▸ **WHAT IS NEEDED**: Gather from the listing below each line that includes the word "Deadline", and copy it.

▸ **EXTRACTED ENTRIES**:
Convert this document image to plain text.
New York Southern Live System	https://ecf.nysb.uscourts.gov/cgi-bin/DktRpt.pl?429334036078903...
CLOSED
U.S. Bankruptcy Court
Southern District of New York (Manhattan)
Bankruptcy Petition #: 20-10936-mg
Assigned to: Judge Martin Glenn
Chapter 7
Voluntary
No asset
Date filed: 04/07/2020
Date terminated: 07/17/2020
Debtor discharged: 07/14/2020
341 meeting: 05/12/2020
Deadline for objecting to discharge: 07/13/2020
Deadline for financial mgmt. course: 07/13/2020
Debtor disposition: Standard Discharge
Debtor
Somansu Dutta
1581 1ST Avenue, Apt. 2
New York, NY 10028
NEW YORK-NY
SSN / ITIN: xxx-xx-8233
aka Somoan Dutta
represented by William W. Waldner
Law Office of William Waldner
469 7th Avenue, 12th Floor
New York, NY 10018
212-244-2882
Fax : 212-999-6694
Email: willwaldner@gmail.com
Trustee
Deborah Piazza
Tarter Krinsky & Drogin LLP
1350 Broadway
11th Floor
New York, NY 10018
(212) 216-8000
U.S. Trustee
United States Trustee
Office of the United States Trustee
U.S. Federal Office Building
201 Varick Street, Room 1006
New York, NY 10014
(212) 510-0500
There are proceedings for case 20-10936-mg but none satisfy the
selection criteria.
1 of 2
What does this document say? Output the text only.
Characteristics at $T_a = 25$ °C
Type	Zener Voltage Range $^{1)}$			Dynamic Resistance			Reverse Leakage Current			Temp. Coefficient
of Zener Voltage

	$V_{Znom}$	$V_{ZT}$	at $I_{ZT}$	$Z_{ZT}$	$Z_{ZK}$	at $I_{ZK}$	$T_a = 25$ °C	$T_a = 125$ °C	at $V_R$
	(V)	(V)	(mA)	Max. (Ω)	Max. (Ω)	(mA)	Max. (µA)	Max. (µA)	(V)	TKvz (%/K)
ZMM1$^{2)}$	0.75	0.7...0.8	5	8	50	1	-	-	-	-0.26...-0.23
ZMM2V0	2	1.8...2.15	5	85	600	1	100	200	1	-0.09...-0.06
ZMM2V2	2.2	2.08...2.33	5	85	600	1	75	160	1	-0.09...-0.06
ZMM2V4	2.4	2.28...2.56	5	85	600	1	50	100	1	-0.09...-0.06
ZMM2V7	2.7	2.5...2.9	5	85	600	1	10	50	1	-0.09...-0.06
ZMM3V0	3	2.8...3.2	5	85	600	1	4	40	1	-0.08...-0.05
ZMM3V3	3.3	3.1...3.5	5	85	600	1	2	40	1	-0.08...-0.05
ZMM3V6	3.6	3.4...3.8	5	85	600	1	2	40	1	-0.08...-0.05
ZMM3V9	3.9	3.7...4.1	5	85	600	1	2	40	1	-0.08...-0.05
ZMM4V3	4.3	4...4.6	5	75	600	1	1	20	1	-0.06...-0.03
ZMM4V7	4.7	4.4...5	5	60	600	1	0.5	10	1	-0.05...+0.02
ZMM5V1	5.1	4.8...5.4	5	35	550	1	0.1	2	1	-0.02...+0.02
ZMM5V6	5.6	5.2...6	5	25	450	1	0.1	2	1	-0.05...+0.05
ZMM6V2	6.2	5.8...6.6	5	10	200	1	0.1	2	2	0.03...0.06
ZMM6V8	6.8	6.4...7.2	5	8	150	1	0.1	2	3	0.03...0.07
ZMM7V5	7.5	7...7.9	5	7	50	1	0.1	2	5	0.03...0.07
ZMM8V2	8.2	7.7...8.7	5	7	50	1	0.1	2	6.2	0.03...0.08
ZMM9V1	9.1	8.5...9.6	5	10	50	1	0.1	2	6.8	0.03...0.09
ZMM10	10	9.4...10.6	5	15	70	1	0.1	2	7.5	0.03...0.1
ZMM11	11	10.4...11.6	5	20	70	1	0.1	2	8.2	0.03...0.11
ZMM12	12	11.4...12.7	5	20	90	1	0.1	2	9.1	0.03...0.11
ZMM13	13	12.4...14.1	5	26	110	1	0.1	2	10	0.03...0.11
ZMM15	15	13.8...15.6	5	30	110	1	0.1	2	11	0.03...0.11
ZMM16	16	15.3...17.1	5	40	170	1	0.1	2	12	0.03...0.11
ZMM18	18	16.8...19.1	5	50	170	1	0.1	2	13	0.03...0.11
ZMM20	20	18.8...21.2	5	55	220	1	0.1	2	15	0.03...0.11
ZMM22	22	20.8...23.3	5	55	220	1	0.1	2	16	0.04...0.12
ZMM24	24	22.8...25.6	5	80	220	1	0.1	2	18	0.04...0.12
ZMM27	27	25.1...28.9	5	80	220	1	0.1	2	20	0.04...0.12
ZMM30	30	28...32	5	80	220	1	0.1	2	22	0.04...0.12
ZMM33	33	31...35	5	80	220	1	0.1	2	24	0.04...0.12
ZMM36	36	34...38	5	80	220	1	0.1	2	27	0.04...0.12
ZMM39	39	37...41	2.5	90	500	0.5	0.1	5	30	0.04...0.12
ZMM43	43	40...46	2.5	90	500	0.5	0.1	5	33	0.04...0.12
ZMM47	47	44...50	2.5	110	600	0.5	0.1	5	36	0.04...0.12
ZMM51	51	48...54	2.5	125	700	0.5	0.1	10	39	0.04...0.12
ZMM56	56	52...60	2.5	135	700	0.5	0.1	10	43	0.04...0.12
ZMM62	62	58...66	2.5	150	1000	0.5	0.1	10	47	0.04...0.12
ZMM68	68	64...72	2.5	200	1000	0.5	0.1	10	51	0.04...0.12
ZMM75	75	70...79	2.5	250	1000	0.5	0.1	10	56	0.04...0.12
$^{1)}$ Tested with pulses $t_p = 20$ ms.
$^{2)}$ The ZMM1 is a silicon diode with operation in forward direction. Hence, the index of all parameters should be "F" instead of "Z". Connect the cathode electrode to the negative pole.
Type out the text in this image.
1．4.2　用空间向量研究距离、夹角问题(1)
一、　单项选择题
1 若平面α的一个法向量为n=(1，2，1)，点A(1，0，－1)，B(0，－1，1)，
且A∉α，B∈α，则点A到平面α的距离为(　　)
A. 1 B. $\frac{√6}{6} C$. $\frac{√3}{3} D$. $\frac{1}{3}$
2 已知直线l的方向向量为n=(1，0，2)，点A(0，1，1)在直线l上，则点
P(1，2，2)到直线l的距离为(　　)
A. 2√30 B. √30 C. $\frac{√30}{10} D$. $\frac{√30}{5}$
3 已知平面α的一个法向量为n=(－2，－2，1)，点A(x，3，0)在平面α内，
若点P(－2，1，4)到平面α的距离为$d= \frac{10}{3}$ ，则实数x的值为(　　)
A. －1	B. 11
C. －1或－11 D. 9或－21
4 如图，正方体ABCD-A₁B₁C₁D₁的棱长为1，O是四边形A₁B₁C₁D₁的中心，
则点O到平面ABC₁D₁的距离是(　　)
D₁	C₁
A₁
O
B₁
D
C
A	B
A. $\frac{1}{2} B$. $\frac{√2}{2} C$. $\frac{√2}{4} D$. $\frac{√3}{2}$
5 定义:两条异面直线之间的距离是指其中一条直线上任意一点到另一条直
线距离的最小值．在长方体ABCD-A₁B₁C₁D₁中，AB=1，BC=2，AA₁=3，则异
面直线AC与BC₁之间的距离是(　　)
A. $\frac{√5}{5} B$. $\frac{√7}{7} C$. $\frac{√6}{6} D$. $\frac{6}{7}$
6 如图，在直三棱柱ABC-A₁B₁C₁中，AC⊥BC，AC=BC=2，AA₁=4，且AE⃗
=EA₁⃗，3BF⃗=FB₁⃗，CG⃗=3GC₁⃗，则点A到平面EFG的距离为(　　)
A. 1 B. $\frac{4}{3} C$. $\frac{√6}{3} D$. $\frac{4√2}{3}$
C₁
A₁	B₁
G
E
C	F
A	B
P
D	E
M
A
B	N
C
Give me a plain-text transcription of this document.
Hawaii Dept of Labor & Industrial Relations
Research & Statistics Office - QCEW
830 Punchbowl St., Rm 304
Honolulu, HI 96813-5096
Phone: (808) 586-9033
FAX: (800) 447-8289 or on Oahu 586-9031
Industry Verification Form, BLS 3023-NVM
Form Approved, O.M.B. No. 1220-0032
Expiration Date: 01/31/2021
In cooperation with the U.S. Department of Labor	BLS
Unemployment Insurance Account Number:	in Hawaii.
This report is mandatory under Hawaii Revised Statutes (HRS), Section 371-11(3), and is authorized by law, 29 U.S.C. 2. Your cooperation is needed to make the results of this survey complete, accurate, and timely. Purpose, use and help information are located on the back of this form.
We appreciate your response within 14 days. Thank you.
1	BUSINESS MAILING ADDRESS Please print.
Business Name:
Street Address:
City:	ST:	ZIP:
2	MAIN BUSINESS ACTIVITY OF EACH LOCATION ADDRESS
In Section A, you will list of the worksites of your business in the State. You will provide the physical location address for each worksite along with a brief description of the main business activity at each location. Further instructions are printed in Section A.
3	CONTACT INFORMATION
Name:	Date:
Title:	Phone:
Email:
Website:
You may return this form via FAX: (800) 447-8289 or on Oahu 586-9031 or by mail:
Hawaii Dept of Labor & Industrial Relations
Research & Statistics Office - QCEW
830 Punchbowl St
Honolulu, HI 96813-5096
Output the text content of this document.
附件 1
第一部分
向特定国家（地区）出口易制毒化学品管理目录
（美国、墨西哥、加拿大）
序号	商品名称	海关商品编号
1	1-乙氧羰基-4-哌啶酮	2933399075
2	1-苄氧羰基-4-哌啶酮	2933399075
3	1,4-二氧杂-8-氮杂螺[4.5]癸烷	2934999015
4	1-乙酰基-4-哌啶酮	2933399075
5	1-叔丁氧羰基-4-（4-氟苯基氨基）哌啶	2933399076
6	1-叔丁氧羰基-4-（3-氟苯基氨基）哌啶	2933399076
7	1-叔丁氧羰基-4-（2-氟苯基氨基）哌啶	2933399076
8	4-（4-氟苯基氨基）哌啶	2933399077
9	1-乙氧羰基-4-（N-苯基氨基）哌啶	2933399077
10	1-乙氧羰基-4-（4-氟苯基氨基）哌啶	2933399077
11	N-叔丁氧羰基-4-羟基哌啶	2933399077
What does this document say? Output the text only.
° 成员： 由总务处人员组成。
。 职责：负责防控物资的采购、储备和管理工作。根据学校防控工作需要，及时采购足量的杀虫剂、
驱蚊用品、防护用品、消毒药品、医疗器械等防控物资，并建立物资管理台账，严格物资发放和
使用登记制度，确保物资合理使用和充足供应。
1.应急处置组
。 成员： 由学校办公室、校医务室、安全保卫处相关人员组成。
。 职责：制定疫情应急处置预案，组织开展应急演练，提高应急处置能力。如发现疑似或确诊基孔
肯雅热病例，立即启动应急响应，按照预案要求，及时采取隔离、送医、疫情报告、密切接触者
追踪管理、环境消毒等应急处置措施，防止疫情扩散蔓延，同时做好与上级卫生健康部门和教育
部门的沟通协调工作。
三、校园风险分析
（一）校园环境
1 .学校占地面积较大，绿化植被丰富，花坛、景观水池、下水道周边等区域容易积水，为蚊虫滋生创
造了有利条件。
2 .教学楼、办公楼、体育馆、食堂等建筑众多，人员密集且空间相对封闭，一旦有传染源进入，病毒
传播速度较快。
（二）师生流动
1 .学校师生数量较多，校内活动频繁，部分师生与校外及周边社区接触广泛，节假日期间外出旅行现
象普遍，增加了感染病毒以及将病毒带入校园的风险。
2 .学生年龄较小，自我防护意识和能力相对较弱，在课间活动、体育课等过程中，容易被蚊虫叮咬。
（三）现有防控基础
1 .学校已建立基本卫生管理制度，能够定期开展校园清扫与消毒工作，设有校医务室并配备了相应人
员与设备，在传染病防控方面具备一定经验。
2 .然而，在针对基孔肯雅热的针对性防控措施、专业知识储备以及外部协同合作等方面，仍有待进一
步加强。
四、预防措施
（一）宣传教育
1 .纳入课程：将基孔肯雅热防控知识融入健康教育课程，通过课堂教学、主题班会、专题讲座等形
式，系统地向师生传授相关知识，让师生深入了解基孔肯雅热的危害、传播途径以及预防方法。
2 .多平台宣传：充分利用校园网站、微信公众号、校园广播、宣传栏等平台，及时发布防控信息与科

▸ **RESULT FOR THIS TASK**:
Deadline for objecting to discharge: 07/13/2020
Deadline for financial mgmt. course: 07/13/2020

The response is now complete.